**Your goal:** Examine the records and identify each line that includes the string "fill". Copy those lines.
==== The data ====
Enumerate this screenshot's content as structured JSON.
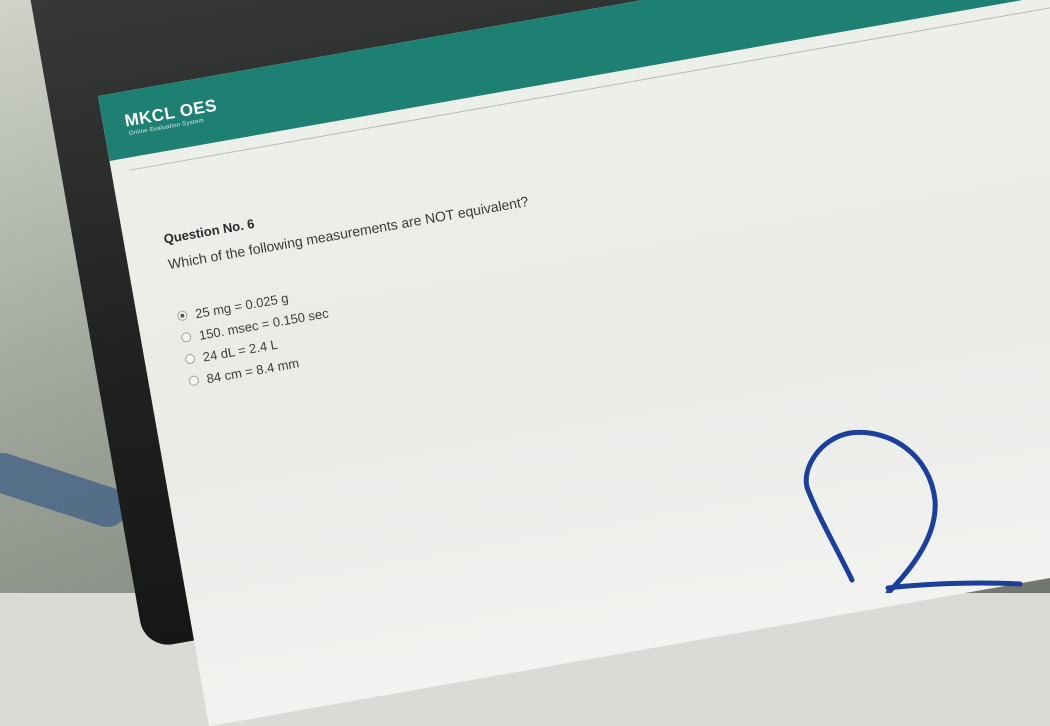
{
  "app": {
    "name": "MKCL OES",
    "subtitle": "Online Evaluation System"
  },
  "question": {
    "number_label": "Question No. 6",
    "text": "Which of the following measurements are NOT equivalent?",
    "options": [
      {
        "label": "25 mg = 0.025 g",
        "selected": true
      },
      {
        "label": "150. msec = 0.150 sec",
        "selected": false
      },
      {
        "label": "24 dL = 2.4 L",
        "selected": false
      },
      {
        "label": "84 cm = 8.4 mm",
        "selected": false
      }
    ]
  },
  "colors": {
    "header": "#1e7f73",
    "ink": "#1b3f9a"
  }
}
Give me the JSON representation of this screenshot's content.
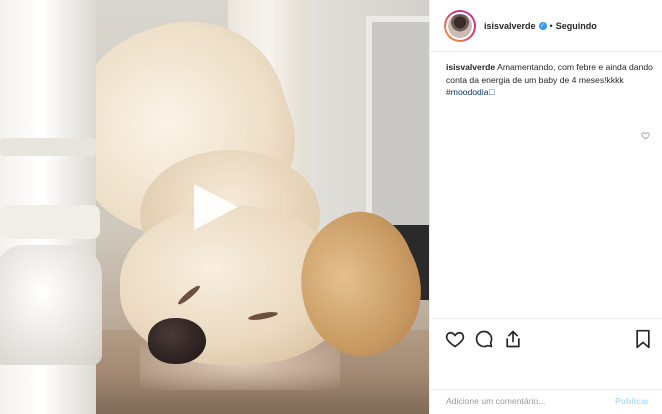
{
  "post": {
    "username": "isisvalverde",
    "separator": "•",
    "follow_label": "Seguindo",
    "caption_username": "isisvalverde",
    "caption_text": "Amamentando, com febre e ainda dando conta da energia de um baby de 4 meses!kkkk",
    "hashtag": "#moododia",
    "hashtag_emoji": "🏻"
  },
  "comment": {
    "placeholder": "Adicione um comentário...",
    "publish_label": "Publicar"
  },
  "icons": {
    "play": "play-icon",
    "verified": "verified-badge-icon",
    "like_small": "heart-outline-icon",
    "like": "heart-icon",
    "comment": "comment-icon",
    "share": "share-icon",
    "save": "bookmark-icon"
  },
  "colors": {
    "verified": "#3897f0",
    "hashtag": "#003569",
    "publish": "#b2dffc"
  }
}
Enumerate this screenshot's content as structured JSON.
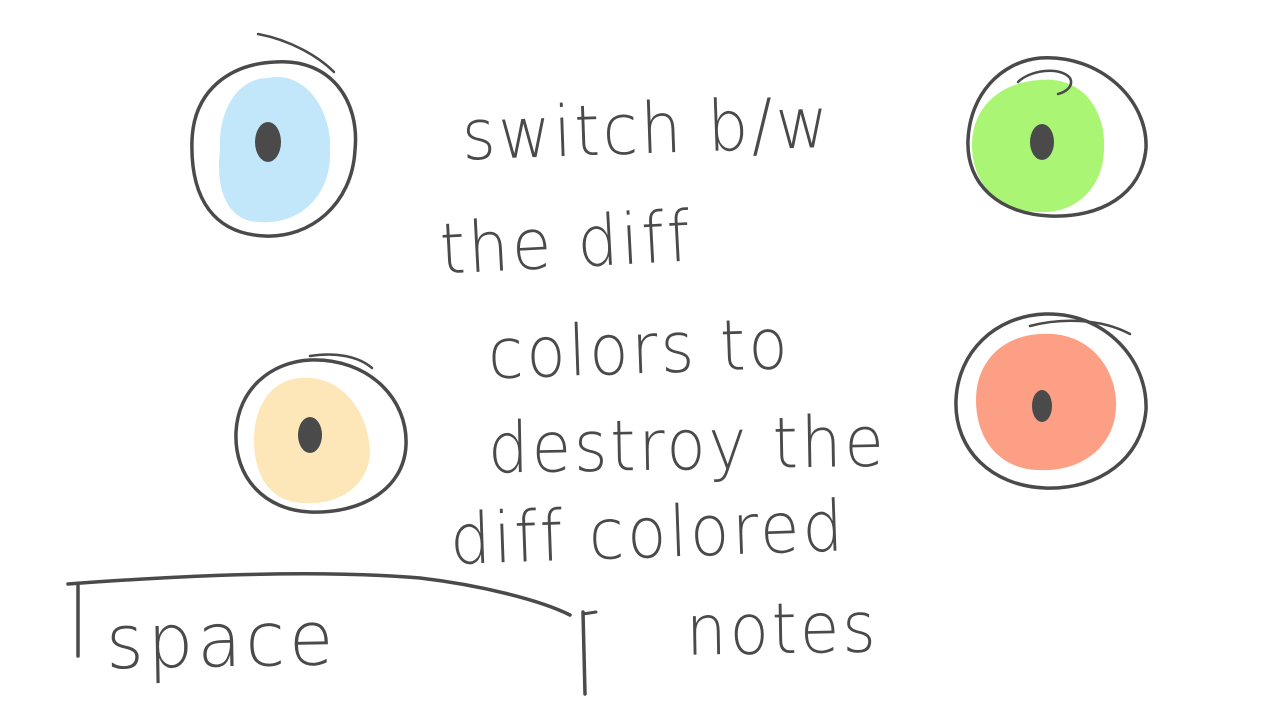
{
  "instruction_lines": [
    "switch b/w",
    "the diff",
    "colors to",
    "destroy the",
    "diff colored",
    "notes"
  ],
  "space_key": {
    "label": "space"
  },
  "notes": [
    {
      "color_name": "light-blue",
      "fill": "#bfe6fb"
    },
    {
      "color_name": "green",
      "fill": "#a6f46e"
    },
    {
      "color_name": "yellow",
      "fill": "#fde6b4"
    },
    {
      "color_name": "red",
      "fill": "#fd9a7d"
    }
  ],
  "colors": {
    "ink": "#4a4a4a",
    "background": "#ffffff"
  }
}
====
==== The data ====
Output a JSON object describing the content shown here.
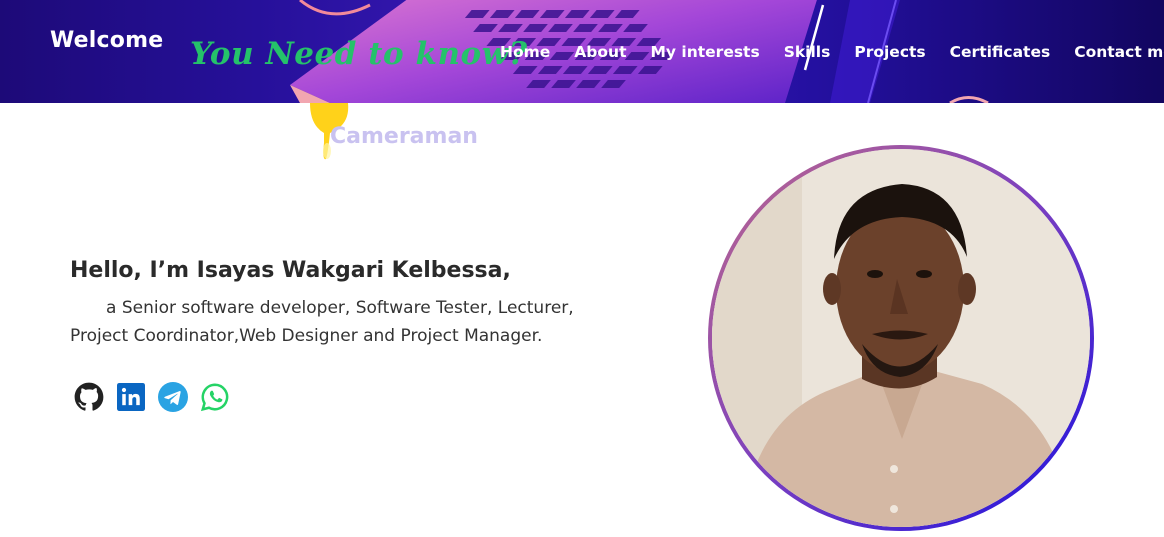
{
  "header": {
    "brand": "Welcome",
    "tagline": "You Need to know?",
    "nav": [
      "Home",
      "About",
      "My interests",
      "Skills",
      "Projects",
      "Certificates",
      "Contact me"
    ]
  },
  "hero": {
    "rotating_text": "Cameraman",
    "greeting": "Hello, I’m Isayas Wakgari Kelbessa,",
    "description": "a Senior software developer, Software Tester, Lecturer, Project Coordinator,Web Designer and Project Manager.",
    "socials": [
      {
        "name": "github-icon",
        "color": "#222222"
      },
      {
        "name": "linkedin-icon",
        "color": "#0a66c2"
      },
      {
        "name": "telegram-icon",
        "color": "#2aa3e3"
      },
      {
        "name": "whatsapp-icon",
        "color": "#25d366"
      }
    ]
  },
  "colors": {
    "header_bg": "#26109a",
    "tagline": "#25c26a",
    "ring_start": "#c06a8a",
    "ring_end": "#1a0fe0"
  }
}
====
**Answer to the problem:**
      "fill": "#bfe6fb"
      "fill": "#a6f46e"
      "fill": "#fde6b4"
      "fill": "#fd9a7d"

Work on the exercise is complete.